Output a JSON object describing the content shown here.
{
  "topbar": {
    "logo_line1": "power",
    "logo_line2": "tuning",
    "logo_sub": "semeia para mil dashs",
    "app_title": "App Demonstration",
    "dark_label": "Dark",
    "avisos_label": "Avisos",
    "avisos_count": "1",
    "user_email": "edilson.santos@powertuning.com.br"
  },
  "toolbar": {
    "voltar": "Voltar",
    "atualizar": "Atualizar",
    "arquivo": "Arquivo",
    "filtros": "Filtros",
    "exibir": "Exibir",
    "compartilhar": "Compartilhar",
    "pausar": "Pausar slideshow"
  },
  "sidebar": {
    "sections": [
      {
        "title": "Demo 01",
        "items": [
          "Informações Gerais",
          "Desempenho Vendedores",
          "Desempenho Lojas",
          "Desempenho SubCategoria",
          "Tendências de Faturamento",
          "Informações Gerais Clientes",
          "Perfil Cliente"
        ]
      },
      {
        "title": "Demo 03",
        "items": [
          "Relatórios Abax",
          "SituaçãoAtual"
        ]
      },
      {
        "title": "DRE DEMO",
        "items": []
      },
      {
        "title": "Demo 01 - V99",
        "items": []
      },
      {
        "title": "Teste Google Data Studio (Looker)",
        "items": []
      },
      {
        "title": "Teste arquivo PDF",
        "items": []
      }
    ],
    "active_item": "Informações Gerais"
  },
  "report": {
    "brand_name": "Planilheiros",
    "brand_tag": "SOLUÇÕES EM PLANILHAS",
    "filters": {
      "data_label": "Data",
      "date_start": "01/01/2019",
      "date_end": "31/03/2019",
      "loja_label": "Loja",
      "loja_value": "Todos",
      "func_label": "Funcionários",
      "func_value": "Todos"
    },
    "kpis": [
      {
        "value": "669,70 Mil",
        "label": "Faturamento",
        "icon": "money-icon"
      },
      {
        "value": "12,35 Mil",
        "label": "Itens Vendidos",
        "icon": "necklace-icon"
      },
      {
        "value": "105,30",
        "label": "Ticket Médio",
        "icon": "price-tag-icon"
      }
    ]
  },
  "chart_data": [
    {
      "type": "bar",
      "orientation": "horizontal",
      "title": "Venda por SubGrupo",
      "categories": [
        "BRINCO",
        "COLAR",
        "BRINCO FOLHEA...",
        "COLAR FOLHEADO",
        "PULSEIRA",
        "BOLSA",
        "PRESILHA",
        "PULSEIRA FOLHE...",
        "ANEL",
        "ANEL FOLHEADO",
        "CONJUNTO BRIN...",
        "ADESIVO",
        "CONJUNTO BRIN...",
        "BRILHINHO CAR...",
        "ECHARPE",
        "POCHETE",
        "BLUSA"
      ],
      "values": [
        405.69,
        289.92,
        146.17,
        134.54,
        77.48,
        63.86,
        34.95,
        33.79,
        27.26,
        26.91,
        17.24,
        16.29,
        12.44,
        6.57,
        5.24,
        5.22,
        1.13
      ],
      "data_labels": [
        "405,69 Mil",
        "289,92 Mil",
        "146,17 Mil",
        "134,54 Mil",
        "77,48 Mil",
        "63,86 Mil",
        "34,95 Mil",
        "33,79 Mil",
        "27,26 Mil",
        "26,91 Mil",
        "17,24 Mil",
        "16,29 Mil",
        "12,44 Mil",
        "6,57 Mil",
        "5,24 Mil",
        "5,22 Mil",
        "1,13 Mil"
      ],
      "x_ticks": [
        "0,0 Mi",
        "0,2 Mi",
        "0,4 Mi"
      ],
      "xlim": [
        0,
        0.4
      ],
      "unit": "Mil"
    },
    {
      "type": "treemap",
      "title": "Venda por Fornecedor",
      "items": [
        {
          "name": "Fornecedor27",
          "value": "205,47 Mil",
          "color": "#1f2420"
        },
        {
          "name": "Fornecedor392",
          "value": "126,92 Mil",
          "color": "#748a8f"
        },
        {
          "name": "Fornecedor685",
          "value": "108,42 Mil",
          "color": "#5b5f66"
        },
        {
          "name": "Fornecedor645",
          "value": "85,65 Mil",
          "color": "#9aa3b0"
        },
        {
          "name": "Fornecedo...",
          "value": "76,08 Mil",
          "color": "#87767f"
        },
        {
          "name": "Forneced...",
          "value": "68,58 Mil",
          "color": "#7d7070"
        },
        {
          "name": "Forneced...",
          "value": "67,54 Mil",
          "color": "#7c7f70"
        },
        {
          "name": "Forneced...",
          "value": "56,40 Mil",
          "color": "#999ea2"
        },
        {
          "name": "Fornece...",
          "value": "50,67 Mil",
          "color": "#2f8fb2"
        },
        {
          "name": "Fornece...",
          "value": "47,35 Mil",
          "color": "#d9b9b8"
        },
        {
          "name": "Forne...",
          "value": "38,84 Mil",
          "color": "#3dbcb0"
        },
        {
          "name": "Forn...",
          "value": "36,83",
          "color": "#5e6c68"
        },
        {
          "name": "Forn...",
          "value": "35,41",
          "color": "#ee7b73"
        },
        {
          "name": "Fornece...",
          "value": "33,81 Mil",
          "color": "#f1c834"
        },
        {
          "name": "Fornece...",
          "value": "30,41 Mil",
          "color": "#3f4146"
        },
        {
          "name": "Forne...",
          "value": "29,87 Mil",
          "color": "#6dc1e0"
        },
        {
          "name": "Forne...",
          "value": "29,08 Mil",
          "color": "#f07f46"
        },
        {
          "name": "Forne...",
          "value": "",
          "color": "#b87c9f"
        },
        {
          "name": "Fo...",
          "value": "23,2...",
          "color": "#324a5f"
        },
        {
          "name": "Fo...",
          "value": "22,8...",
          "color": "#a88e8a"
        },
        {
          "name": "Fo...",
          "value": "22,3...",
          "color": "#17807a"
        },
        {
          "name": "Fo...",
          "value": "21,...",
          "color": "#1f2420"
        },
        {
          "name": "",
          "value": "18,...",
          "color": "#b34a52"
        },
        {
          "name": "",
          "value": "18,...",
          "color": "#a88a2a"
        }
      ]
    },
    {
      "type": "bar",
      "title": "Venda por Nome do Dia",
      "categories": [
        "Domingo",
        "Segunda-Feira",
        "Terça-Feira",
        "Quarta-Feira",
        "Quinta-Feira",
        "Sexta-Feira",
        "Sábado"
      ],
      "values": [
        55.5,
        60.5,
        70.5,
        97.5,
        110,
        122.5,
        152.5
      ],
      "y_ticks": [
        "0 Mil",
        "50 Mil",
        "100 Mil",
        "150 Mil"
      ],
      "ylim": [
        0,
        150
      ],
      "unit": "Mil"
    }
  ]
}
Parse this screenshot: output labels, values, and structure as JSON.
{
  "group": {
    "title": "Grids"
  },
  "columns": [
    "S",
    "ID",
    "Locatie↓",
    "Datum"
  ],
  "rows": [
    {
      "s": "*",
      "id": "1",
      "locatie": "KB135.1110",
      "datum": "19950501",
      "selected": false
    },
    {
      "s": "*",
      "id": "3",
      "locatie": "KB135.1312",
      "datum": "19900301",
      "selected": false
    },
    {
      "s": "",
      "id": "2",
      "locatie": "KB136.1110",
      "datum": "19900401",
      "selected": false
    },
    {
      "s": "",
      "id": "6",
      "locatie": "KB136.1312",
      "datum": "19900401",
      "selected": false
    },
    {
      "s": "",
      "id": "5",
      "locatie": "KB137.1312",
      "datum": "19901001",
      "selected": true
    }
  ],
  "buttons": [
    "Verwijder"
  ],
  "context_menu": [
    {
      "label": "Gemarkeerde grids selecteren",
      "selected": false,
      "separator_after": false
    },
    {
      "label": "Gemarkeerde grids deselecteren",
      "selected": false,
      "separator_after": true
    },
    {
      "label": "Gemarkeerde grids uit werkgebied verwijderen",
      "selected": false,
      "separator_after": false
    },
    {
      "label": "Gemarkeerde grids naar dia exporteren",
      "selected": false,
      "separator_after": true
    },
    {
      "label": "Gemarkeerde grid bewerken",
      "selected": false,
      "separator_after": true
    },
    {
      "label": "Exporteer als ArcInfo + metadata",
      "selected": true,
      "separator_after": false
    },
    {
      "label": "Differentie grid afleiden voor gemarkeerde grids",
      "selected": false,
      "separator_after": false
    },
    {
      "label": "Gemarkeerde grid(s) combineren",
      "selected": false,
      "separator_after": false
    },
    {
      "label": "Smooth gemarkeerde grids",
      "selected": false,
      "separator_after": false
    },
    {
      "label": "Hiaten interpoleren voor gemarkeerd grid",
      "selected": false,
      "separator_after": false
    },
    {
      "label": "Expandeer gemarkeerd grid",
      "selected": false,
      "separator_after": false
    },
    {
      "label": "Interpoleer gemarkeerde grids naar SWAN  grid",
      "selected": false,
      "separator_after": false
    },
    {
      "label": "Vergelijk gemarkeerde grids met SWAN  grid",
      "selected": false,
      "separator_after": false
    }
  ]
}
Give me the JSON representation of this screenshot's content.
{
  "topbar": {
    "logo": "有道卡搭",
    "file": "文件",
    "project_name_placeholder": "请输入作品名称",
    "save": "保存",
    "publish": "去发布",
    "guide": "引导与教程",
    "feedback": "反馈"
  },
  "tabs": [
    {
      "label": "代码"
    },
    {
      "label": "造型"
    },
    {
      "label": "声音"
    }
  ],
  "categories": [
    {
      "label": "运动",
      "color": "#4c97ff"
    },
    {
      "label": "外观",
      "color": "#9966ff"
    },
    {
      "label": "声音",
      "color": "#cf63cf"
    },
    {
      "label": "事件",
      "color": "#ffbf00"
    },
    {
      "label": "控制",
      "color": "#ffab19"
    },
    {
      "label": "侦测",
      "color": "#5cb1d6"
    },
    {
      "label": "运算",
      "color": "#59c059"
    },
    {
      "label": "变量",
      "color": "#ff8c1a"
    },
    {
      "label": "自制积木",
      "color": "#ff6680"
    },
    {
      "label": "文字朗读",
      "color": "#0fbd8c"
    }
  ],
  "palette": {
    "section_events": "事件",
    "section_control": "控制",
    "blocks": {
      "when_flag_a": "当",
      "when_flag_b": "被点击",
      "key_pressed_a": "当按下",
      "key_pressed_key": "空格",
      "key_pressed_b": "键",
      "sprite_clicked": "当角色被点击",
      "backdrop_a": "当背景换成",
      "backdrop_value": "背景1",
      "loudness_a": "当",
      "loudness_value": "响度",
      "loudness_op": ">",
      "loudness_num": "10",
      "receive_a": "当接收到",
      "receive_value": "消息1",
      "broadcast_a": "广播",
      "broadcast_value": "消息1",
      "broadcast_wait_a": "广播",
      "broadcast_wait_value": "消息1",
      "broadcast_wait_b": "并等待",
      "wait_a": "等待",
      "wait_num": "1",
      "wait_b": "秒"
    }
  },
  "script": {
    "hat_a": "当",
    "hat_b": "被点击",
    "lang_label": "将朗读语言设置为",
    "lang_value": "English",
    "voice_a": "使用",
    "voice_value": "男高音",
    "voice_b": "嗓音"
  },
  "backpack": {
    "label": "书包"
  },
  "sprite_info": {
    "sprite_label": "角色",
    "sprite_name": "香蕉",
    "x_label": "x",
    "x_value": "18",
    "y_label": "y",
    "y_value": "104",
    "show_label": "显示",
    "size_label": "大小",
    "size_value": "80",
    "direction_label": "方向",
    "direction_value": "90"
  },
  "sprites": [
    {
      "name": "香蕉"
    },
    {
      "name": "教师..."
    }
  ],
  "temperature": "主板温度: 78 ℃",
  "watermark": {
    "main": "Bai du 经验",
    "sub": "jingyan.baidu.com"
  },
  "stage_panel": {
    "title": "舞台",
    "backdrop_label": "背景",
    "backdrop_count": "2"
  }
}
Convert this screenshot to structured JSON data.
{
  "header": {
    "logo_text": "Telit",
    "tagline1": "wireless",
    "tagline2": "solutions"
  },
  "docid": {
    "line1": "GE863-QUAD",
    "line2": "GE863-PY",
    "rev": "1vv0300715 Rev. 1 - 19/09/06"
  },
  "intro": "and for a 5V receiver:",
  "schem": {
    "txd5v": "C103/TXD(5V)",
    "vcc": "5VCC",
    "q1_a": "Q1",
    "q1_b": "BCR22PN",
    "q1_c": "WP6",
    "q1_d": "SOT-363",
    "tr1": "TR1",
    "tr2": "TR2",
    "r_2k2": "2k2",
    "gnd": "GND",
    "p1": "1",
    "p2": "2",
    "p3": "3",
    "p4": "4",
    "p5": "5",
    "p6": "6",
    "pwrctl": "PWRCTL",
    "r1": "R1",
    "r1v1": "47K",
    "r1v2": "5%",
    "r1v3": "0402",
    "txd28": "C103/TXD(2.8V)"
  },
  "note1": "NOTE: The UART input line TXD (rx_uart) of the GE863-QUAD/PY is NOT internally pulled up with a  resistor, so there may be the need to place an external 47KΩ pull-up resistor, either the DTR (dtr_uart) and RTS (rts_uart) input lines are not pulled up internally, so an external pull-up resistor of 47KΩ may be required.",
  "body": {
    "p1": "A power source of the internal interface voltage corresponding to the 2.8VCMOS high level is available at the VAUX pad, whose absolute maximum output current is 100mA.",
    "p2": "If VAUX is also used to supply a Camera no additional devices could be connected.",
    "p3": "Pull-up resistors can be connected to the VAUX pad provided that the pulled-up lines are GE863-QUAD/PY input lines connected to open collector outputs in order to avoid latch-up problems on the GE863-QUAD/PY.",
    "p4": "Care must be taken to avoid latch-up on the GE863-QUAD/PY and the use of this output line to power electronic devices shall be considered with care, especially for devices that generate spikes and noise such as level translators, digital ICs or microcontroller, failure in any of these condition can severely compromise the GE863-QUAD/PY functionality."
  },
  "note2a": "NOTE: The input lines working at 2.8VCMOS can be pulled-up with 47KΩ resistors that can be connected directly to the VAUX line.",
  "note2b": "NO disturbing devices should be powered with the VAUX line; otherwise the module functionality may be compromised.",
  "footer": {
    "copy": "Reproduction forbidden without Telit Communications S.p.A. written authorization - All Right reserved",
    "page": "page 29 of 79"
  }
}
-=-=-
Copy each line above that contains the word "VAUX".

◆ **Written solution**:
    "p1": "A power source of the internal interface voltage corresponding to the 2.8VCMOS high level is available at the VAUX pad, whose absolute maximum output current is 100mA.",
    "p2": "If VAUX is also used to supply a Camera no additional devices could be connected.",
    "p3": "Pull-up resistors can be connected to the VAUX pad provided that the pulled-up lines are GE863-QUAD/PY input lines connected to open collector outputs in order to avoid latch-up problems on the GE863-QUAD/PY.",
  "note2a": "NOTE: The input lines working at 2.8VCMOS can be pulled-up with 47KΩ resistors that can be connected directly to the VAUX line.",
  "note2b": "NO disturbing devices should be powered with the VAUX line; otherwise the module functionality may be compromised.",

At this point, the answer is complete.